------ Recorded data ------

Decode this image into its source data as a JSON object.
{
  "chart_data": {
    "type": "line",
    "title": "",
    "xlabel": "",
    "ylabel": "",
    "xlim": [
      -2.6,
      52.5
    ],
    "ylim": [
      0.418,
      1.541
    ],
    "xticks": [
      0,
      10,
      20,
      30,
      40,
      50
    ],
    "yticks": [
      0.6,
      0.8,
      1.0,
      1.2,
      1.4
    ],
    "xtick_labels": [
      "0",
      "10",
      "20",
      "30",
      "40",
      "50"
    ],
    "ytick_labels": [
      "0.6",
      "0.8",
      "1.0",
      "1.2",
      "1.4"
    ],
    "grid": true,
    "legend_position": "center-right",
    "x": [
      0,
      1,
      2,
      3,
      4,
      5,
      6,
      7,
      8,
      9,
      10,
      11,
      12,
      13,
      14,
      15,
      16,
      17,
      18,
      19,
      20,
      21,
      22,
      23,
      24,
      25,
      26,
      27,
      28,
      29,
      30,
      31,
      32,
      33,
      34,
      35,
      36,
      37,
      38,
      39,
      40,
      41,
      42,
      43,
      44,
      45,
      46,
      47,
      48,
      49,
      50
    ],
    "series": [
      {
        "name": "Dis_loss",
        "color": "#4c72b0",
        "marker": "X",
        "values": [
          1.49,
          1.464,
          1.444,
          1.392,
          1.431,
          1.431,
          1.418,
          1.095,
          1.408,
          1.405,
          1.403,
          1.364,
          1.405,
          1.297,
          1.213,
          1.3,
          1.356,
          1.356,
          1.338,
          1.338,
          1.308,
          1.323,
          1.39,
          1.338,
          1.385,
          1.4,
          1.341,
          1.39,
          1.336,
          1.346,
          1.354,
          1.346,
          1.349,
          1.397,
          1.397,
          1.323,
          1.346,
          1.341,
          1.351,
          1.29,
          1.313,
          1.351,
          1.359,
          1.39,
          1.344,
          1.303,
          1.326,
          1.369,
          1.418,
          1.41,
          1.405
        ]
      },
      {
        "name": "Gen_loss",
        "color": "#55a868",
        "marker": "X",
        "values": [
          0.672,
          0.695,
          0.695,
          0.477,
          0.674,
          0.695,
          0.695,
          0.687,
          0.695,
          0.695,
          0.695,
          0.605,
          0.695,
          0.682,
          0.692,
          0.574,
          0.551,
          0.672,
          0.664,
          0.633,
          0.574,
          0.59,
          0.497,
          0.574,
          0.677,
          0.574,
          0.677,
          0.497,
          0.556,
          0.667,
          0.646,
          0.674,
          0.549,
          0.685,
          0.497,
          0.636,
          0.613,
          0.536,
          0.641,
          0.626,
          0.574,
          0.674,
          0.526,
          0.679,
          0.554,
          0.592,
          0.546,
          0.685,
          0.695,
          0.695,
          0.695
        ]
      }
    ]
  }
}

------

Return all of the entries exactly as written.

Decode this image into its source data as a JSON object.
{
  "chart_data": {
    "type": "line",
    "title": "",
    "xlabel": "",
    "ylabel": "",
    "xlim": [
      -2.6,
      52.5
    ],
    "ylim": [
      0.418,
      1.541
    ],
    "xticks": [
      0,
      10,
      20,
      30,
      40,
      50
    ],
    "yticks": [
      0.6,
      0.8,
      1.0,
      1.2,
      1.4
    ],
    "xtick_labels": [
      "0",
      "10",
      "20",
      "30",
      "40",
      "50"
    ],
    "ytick_labels": [
      "0.6",
      "0.8",
      "1.0",
      "1.2",
      "1.4"
    ],
    "grid": true,
    "legend_position": "center-right",
    "x": [
      0,
      1,
      2,
      3,
      4,
      5,
      6,
      7,
      8,
      9,
      10,
      11,
      12,
      13,
      14,
      15,
      16,
      17,
      18,
      19,
      20,
      21,
      22,
      23,
      24,
      25,
      26,
      27,
      28,
      29,
      30,
      31,
      32,
      33,
      34,
      35,
      36,
      37,
      38,
      39,
      40,
      41,
      42,
      43,
      44,
      45,
      46,
      47,
      48,
      49,
      50
    ],
    "series": [
      {
        "name": "Dis_loss",
        "color": "#4c72b0",
        "marker": "X",
        "values": [
          1.49,
          1.464,
          1.444,
          1.392,
          1.431,
          1.431,
          1.418,
          1.095,
          1.408,
          1.405,
          1.403,
          1.364,
          1.405,
          1.297,
          1.213,
          1.3,
          1.356,
          1.356,
          1.338,
          1.338,
          1.308,
          1.323,
          1.39,
          1.338,
          1.385,
          1.4,
          1.341,
          1.39,
          1.336,
          1.346,
          1.354,
          1.346,
          1.349,
          1.397,
          1.397,
          1.323,
          1.346,
          1.341,
          1.351,
          1.29,
          1.313,
          1.351,
          1.359,
          1.39,
          1.344,
          1.303,
          1.326,
          1.369,
          1.418,
          1.41,
          1.405
        ]
      },
      {
        "name": "Gen_loss",
        "color": "#55a868",
        "marker": "X",
        "values": [
          0.672,
          0.695,
          0.695,
          0.477,
          0.674,
          0.695,
          0.695,
          0.687,
          0.695,
          0.695,
          0.695,
          0.605,
          0.695,
          0.682,
          0.692,
          0.574,
          0.551,
          0.672,
          0.664,
          0.633,
          0.574,
          0.59,
          0.497,
          0.574,
          0.677,
          0.574,
          0.677,
          0.497,
          0.556,
          0.667,
          0.646,
          0.674,
          0.549,
          0.685,
          0.497,
          0.636,
          0.613,
          0.536,
          0.641,
          0.626,
          0.574,
          0.674,
          0.526,
          0.679,
          0.554,
          0.592,
          0.546,
          0.685,
          0.695,
          0.695,
          0.695
        ]
      }
    ]
  }
}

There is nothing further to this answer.